## [Aim of the exercise]
All of the material should be reproduced exactly, with pictures left out.

## [Data section]
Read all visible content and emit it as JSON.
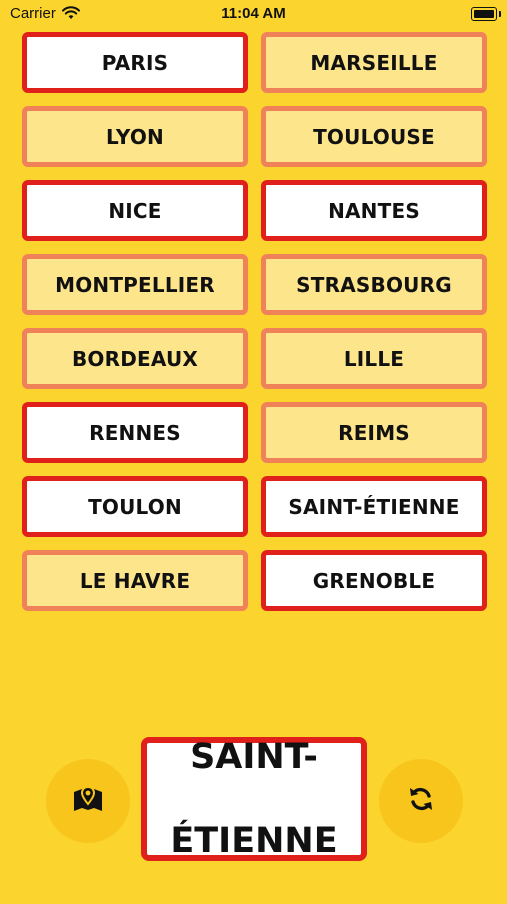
{
  "status_bar": {
    "carrier": "Carrier",
    "time": "11:04 AM"
  },
  "cities": [
    {
      "label": "PARIS",
      "style": "red"
    },
    {
      "label": "MARSEILLE",
      "style": "soft"
    },
    {
      "label": "LYON",
      "style": "soft"
    },
    {
      "label": "TOULOUSE",
      "style": "soft"
    },
    {
      "label": "NICE",
      "style": "red"
    },
    {
      "label": "NANTES",
      "style": "red"
    },
    {
      "label": "MONTPELLIER",
      "style": "soft"
    },
    {
      "label": "STRASBOURG",
      "style": "soft"
    },
    {
      "label": "BORDEAUX",
      "style": "soft"
    },
    {
      "label": "LILLE",
      "style": "soft"
    },
    {
      "label": "RENNES",
      "style": "red"
    },
    {
      "label": "REIMS",
      "style": "soft"
    },
    {
      "label": "TOULON",
      "style": "red"
    },
    {
      "label": "SAINT-ÉTIENNE",
      "style": "red"
    },
    {
      "label": "LE HAVRE",
      "style": "soft"
    },
    {
      "label": "GRENOBLE",
      "style": "red"
    }
  ],
  "target": {
    "line1": "SAINT-",
    "line2": "ÉTIENNE"
  },
  "controls": {
    "map_icon": "map-marker-icon",
    "refresh_icon": "refresh-icon"
  },
  "colors": {
    "background": "#FCD42E",
    "sign_red": "#E0201B",
    "sign_soft_border": "#F0825A",
    "sign_soft_fill": "#FDE58C",
    "button": "#F7C51C"
  }
}
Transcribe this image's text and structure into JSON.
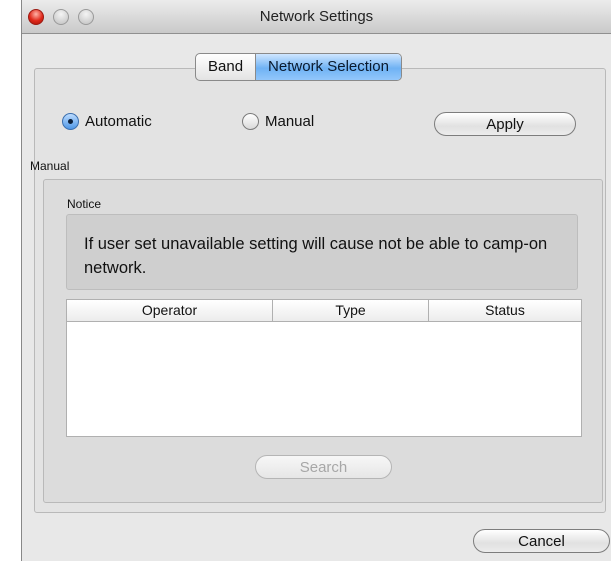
{
  "window": {
    "title": "Network Settings"
  },
  "tabs": [
    {
      "label": "Band",
      "selected": false
    },
    {
      "label": "Network Selection",
      "selected": true
    }
  ],
  "mode": {
    "automatic_label": "Automatic",
    "manual_label": "Manual",
    "selected": "Automatic",
    "apply_label": "Apply"
  },
  "manual_section": {
    "label": "Manual",
    "notice_label": "Notice",
    "notice_text": "If user set unavailable setting will cause not be able to camp-on network.",
    "table": {
      "columns": [
        "Operator",
        "Type",
        "Status"
      ],
      "rows": []
    },
    "search_label": "Search"
  },
  "footer": {
    "cancel_label": "Cancel"
  },
  "colors": {
    "accent": "#6fb2f4",
    "close_light": "#e0281a"
  }
}
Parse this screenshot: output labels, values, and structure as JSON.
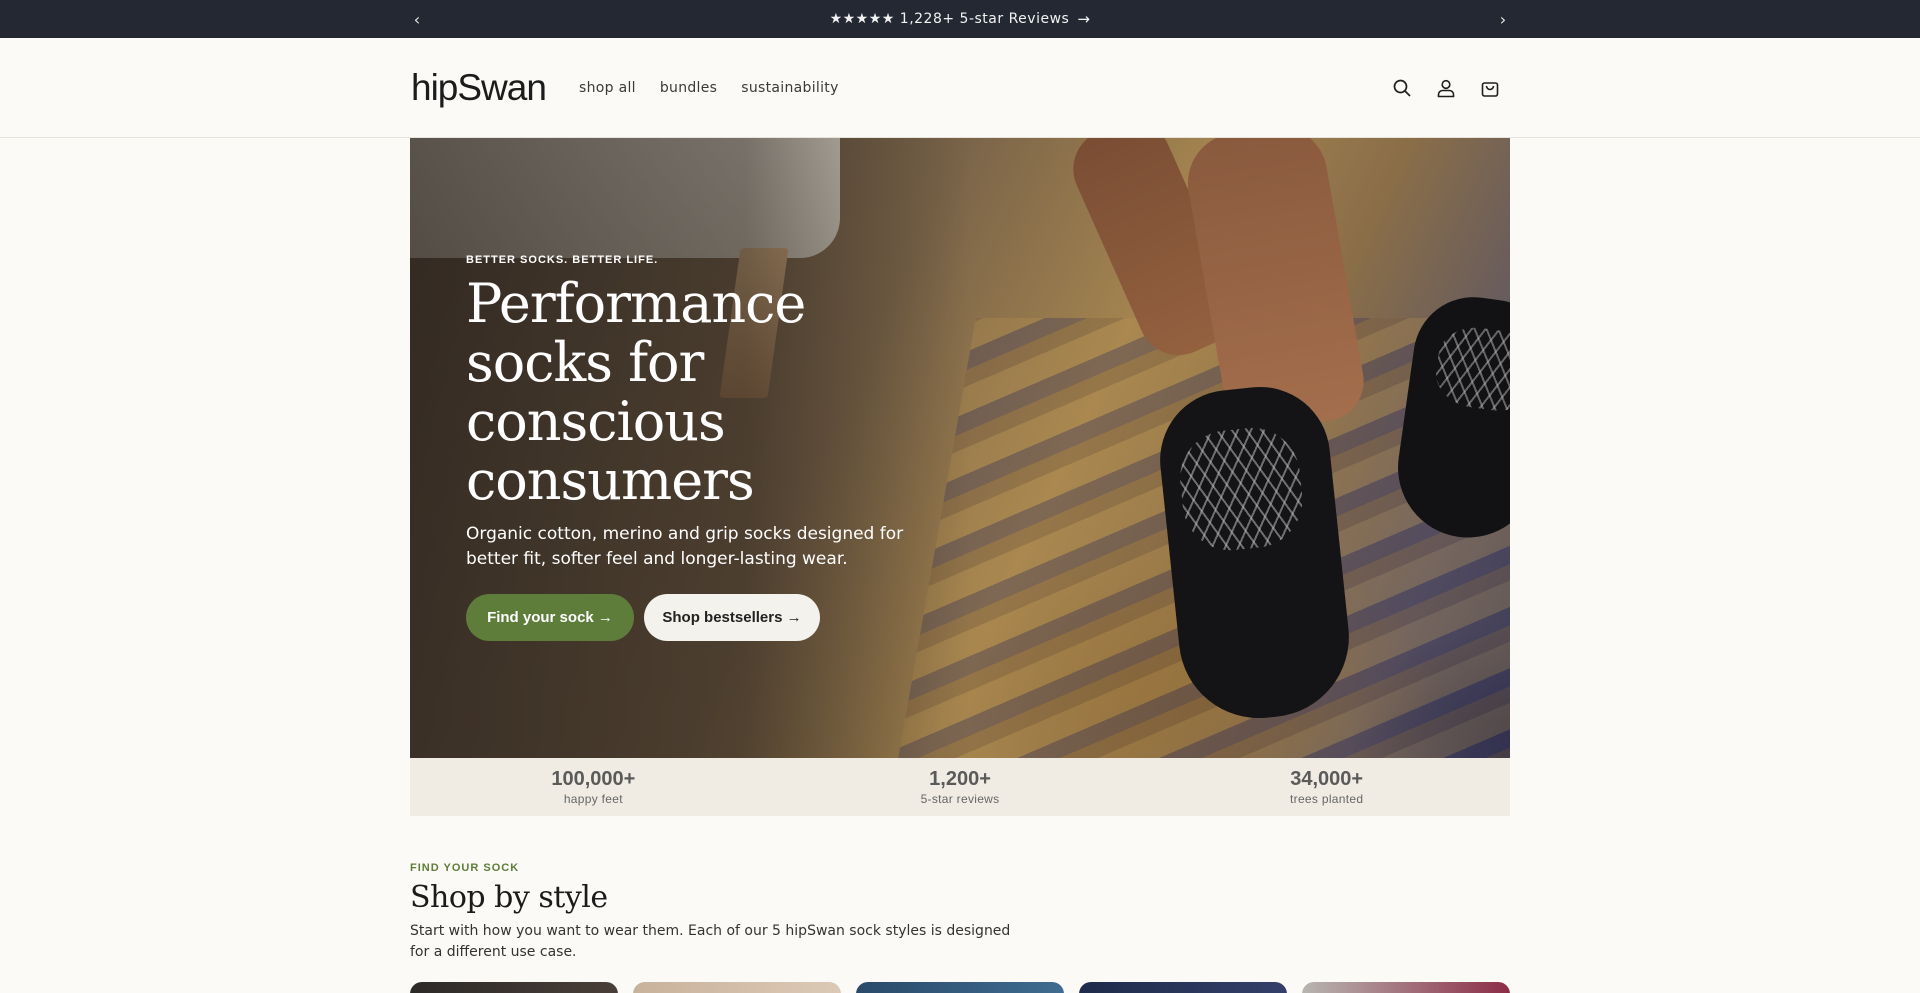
{
  "announcement": {
    "prev_label": "‹",
    "next_label": "›",
    "message": "★★★★★ 1,228+ 5-star Reviews",
    "arrow": "→"
  },
  "header": {
    "logo": "hipSwan",
    "nav": [
      "shop all",
      "bundles",
      "sustainability"
    ],
    "icons": [
      "search-icon",
      "account-icon",
      "cart-icon"
    ]
  },
  "hero": {
    "eyebrow": "BETTER SOCKS. BETTER LIFE.",
    "title": "Performance socks for conscious consumers",
    "subtitle": "Organic cotton, merino and grip socks designed for better fit, softer feel and longer-lasting wear.",
    "primary_cta": "Find your sock →",
    "secondary_cta": "Shop bestsellers →"
  },
  "stats": [
    {
      "value": "100,000+",
      "label": "happy feet"
    },
    {
      "value": "1,200+",
      "label": "5-star reviews"
    },
    {
      "value": "34,000+",
      "label": "trees planted"
    }
  ],
  "shop_by_style": {
    "eyebrow": "FIND YOUR SOCK",
    "title": "Shop by style",
    "description": "Start with how you want to wear them. Each of our 5 hipSwan sock styles is designed for a different use case."
  },
  "colors": {
    "announcement_bg": "#232833",
    "accent_green": "#5e7d3a",
    "page_bg": "#fbfaf6"
  }
}
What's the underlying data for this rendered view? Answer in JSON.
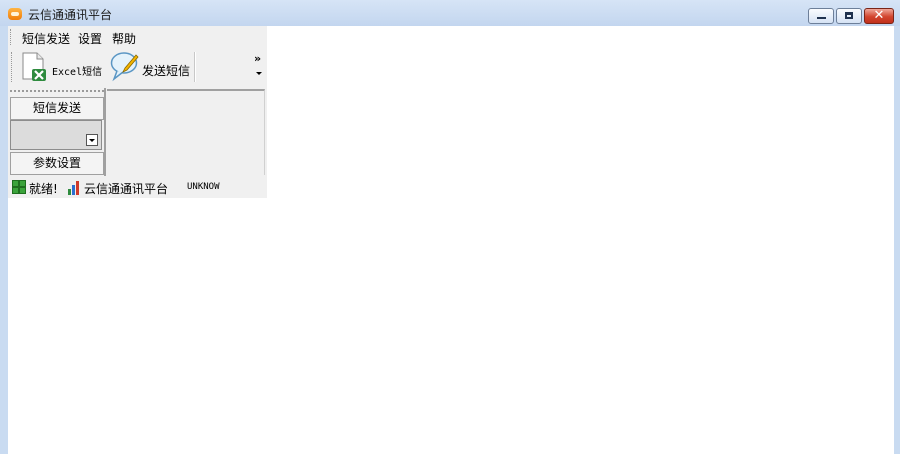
{
  "window": {
    "title": "云信通通讯平台",
    "icon": "app-logo-icon",
    "controls": [
      "minimize-icon",
      "maximize-icon",
      "close-icon"
    ]
  },
  "menu": {
    "items": [
      "短信发送",
      "设置",
      "帮助"
    ]
  },
  "toolbar": {
    "buttons": [
      {
        "label": "Excel短信",
        "icon": "excel-document-icon"
      },
      {
        "label": "发送短信",
        "icon": "speech-bubble-pencil-icon"
      }
    ],
    "overflow": "»"
  },
  "navigator": {
    "header": "短信发送",
    "footer": "参数设置",
    "combo_value": ""
  },
  "status": {
    "ready": "就绪!",
    "platform": "云信通通讯平台",
    "state": "UNKNOW"
  }
}
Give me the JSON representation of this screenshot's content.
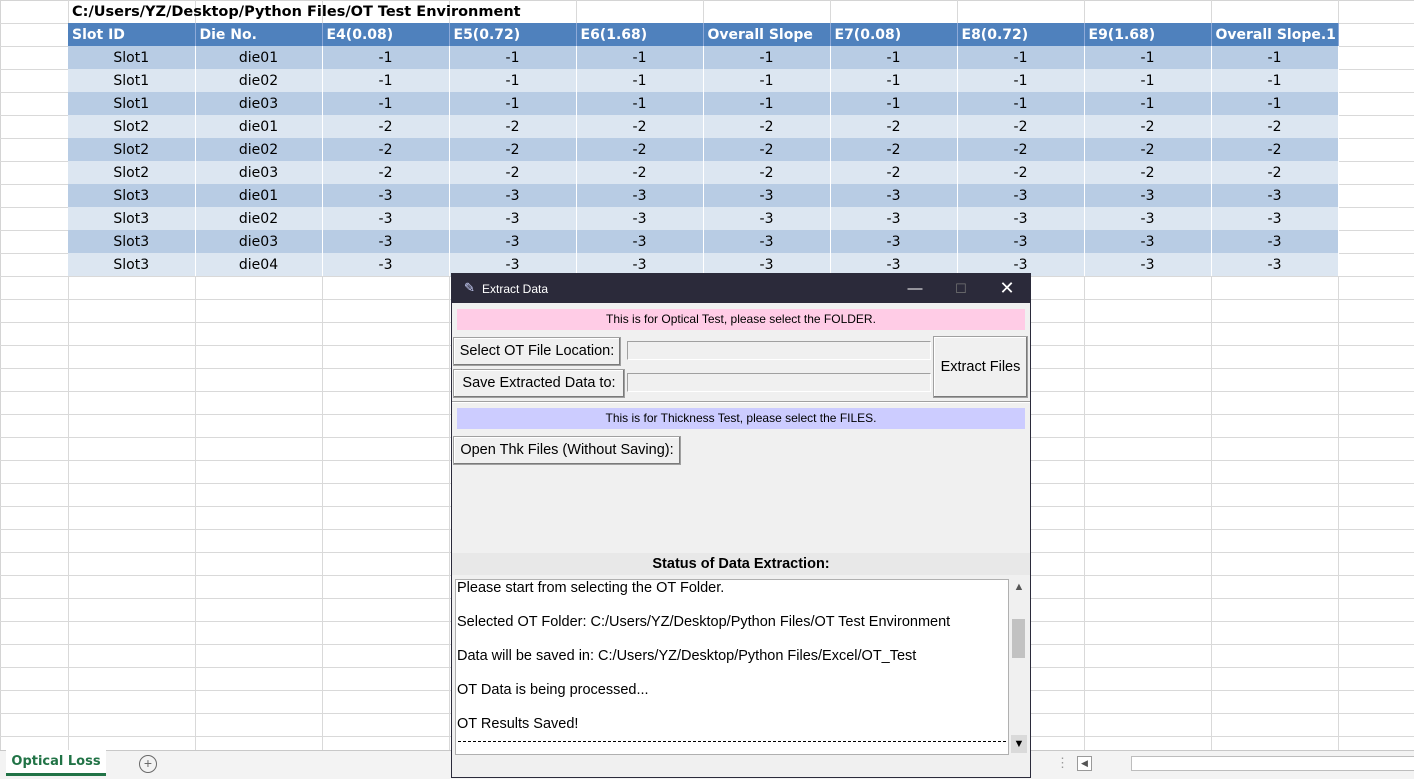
{
  "sheet": {
    "path": "C:/Users/YZ/Desktop/Python Files/OT Test Environment",
    "headers": [
      "Slot ID",
      "Die No.",
      "E4(0.08)",
      "E5(0.72)",
      "E6(1.68)",
      "Overall Slope",
      "E7(0.08)",
      "E8(0.72)",
      "E9(1.68)",
      "Overall Slope.1"
    ],
    "rows": [
      [
        "Slot1",
        "die01",
        "-1",
        "-1",
        "-1",
        "-1",
        "-1",
        "-1",
        "-1",
        "-1"
      ],
      [
        "Slot1",
        "die02",
        "-1",
        "-1",
        "-1",
        "-1",
        "-1",
        "-1",
        "-1",
        "-1"
      ],
      [
        "Slot1",
        "die03",
        "-1",
        "-1",
        "-1",
        "-1",
        "-1",
        "-1",
        "-1",
        "-1"
      ],
      [
        "Slot2",
        "die01",
        "-2",
        "-2",
        "-2",
        "-2",
        "-2",
        "-2",
        "-2",
        "-2"
      ],
      [
        "Slot2",
        "die02",
        "-2",
        "-2",
        "-2",
        "-2",
        "-2",
        "-2",
        "-2",
        "-2"
      ],
      [
        "Slot2",
        "die03",
        "-2",
        "-2",
        "-2",
        "-2",
        "-2",
        "-2",
        "-2",
        "-2"
      ],
      [
        "Slot3",
        "die01",
        "-3",
        "-3",
        "-3",
        "-3",
        "-3",
        "-3",
        "-3",
        "-3"
      ],
      [
        "Slot3",
        "die02",
        "-3",
        "-3",
        "-3",
        "-3",
        "-3",
        "-3",
        "-3",
        "-3"
      ],
      [
        "Slot3",
        "die03",
        "-3",
        "-3",
        "-3",
        "-3",
        "-3",
        "-3",
        "-3",
        "-3"
      ],
      [
        "Slot3",
        "die04",
        "-3",
        "-3",
        "-3",
        "-3",
        "-3",
        "-3",
        "-3",
        "-3"
      ]
    ],
    "active_tab": "Optical Loss",
    "colors": {
      "header_bg": "#4f81bd",
      "row_band_dark": "#b8cce4",
      "row_band_light": "#dce6f1",
      "tab_accent": "#217346"
    }
  },
  "dialog": {
    "title": "Extract Data",
    "icon": "feather-icon",
    "optical_banner": "This is for Optical Test, please select the FOLDER.",
    "select_ot_label": "Select OT File Location:",
    "save_label": "Save Extracted Data to:",
    "ot_location_value": "",
    "save_location_value": "",
    "extract_label": "Extract Files",
    "thickness_banner": "This is for Thickness Test, please select the FILES.",
    "open_thk_label": "Open Thk Files (Without Saving):",
    "status_title": "Status of Data Extraction:",
    "log": [
      "Please start from selecting the OT Folder.",
      "Selected OT Folder: C:/Users/YZ/Desktop/Python Files/OT Test Environment",
      "Data will be saved in: C:/Users/YZ/Desktop/Python Files/Excel/OT_Test",
      "OT Data is being processed...",
      "OT Results Saved!"
    ],
    "colors": {
      "titlebar": "#2b2a3a",
      "optical_banner": "#ffcce6",
      "thickness_banner": "#ccccff"
    }
  }
}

## [The solution]
Read all visible content and emit it as JSON.
{
  "status_bar": {
    "carrier": "Carrier",
    "time": "11:04 AM"
  },
  "cities": [
    {
      "label": "PARIS",
      "style": "red"
    },
    {
      "label": "MARSEILLE",
      "style": "soft"
    },
    {
      "label": "LYON",
      "style": "soft"
    },
    {
      "label": "TOULOUSE",
      "style": "soft"
    },
    {
      "label": "NICE",
      "style": "red"
    },
    {
      "label": "NANTES",
      "style": "red"
    },
    {
      "label": "MONTPELLIER",
      "style": "soft"
    },
    {
      "label": "STRASBOURG",
      "style": "soft"
    },
    {
      "label": "BORDEAUX",
      "style": "soft"
    },
    {
      "label": "LILLE",
      "style": "soft"
    },
    {
      "label": "RENNES",
      "style": "red"
    },
    {
      "label": "REIMS",
      "style": "soft"
    },
    {
      "label": "TOULON",
      "style": "red"
    },
    {
      "label": "SAINT-ÉTIENNE",
      "style": "red"
    },
    {
      "label": "LE HAVRE",
      "style": "soft"
    },
    {
      "label": "GRENOBLE",
      "style": "red"
    }
  ],
  "target": {
    "line1": "SAINT-",
    "line2": "ÉTIENNE"
  },
  "controls": {
    "map_icon": "map-marker-icon",
    "refresh_icon": "refresh-icon"
  },
  "colors": {
    "background": "#FCD42E",
    "sign_red": "#E0201B",
    "sign_soft_border": "#F0825A",
    "sign_soft_fill": "#FDE58C",
    "button": "#F7C51C"
  }
}
Transcribe this image's text and structure into JSON.
{
  "window": {
    "title": "Network Settings"
  },
  "tabs": [
    {
      "label": "Band",
      "selected": false
    },
    {
      "label": "Network Selection",
      "selected": true
    }
  ],
  "mode": {
    "automatic_label": "Automatic",
    "manual_label": "Manual",
    "selected": "Automatic",
    "apply_label": "Apply"
  },
  "manual_section": {
    "label": "Manual",
    "notice_label": "Notice",
    "notice_text": "If user set unavailable setting will cause not be able to camp-on network.",
    "table": {
      "columns": [
        "Operator",
        "Type",
        "Status"
      ],
      "rows": []
    },
    "search_label": "Search"
  },
  "footer": {
    "cancel_label": "Cancel"
  },
  "colors": {
    "accent": "#6fb2f4",
    "close_light": "#e0281a"
  }
}
Parse this screenshot: output labels, values, and structure as JSON.
{
  "announcement": {
    "prev_label": "‹",
    "next_label": "›",
    "message": "★★★★★ 1,228+ 5-star Reviews",
    "arrow": "→"
  },
  "header": {
    "logo": "hipSwan",
    "nav": [
      "shop all",
      "bundles",
      "sustainability"
    ],
    "icons": [
      "search-icon",
      "account-icon",
      "cart-icon"
    ]
  },
  "hero": {
    "eyebrow": "BETTER SOCKS. BETTER LIFE.",
    "title": "Performance socks for conscious consumers",
    "subtitle": "Organic cotton, merino and grip socks designed for better fit, softer feel and longer-lasting wear.",
    "primary_cta": "Find your sock →",
    "secondary_cta": "Shop bestsellers →"
  },
  "stats": [
    {
      "value": "100,000+",
      "label": "happy feet"
    },
    {
      "value": "1,200+",
      "label": "5-star reviews"
    },
    {
      "value": "34,000+",
      "label": "trees planted"
    }
  ],
  "shop_by_style": {
    "eyebrow": "FIND YOUR SOCK",
    "title": "Shop by style",
    "description": "Start with how you want to wear them. Each of our 5 hipSwan sock styles is designed for a different use case."
  },
  "colors": {
    "announcement_bg": "#232833",
    "accent_green": "#5e7d3a",
    "page_bg": "#fbfaf6"
  }
}
What's the underlying data for this rendered view? Answer in JSON.
{
  "window": {
    "title": "云信通通讯平台",
    "icon": "app-logo-icon",
    "controls": [
      "minimize-icon",
      "maximize-icon",
      "close-icon"
    ]
  },
  "menu": {
    "items": [
      "短信发送",
      "设置",
      "帮助"
    ]
  },
  "toolbar": {
    "buttons": [
      {
        "label": "Excel短信",
        "icon": "excel-document-icon"
      },
      {
        "label": "发送短信",
        "icon": "speech-bubble-pencil-icon"
      }
    ],
    "overflow": "»"
  },
  "navigator": {
    "header": "短信发送",
    "footer": "参数设置",
    "combo_value": ""
  },
  "status": {
    "ready": "就绪!",
    "platform": "云信通通讯平台",
    "state": "UNKNOW"
  }
}
Give me the JSON representation of this screenshot's content.
{
  "sheet": {
    "path": "C:/Users/YZ/Desktop/Python Files/OT Test Environment",
    "headers": [
      "Slot ID",
      "Die No.",
      "E4(0.08)",
      "E5(0.72)",
      "E6(1.68)",
      "Overall Slope",
      "E7(0.08)",
      "E8(0.72)",
      "E9(1.68)",
      "Overall Slope.1"
    ],
    "rows": [
      [
        "Slot1",
        "die01",
        "-1",
        "-1",
        "-1",
        "-1",
        "-1",
        "-1",
        "-1",
        "-1"
      ],
      [
        "Slot1",
        "die02",
        "-1",
        "-1",
        "-1",
        "-1",
        "-1",
        "-1",
        "-1",
        "-1"
      ],
      [
        "Slot1",
        "die03",
        "-1",
        "-1",
        "-1",
        "-1",
        "-1",
        "-1",
        "-1",
        "-1"
      ],
      [
        "Slot2",
        "die01",
        "-2",
        "-2",
        "-2",
        "-2",
        "-2",
        "-2",
        "-2",
        "-2"
      ],
      [
        "Slot2",
        "die02",
        "-2",
        "-2",
        "-2",
        "-2",
        "-2",
        "-2",
        "-2",
        "-2"
      ],
      [
        "Slot2",
        "die03",
        "-2",
        "-2",
        "-2",
        "-2",
        "-2",
        "-2",
        "-2",
        "-2"
      ],
      [
        "Slot3",
        "die01",
        "-3",
        "-3",
        "-3",
        "-3",
        "-3",
        "-3",
        "-3",
        "-3"
      ],
      [
        "Slot3",
        "die02",
        "-3",
        "-3",
        "-3",
        "-3",
        "-3",
        "-3",
        "-3",
        "-3"
      ],
      [
        "Slot3",
        "die03",
        "-3",
        "-3",
        "-3",
        "-3",
        "-3",
        "-3",
        "-3",
        "-3"
      ],
      [
        "Slot3",
        "die04",
        "-3",
        "-3",
        "-3",
        "-3",
        "-3",
        "-3",
        "-3",
        "-3"
      ]
    ],
    "active_tab": "Optical Loss",
    "colors": {
      "header_bg": "#4f81bd",
      "row_band_dark": "#b8cce4",
      "row_band_light": "#dce6f1",
      "tab_accent": "#217346"
    }
  },
  "dialog": {
    "title": "Extract Data",
    "icon": "feather-icon",
    "optical_banner": "This is for Optical Test, please select the FOLDER.",
    "select_ot_label": "Select OT File Location:",
    "save_label": "Save Extracted Data to:",
    "ot_location_value": "",
    "save_location_value": "",
    "extract_label": "Extract Files",
    "thickness_banner": "This is for Thickness Test, please select the FILES.",
    "open_thk_label": "Open Thk Files (Without Saving):",
    "status_title": "Status of Data Extraction:",
    "log": [
      "Please start from selecting the OT Folder.",
      "Selected OT Folder: C:/Users/YZ/Desktop/Python Files/OT Test Environment",
      "Data will be saved in: C:/Users/YZ/Desktop/Python Files/Excel/OT_Test",
      "OT Data is being processed...",
      "OT Results Saved!"
    ],
    "colors": {
      "titlebar": "#2b2a3a",
      "optical_banner": "#ffcce6",
      "thickness_banner": "#ccccff"
    }
  }
}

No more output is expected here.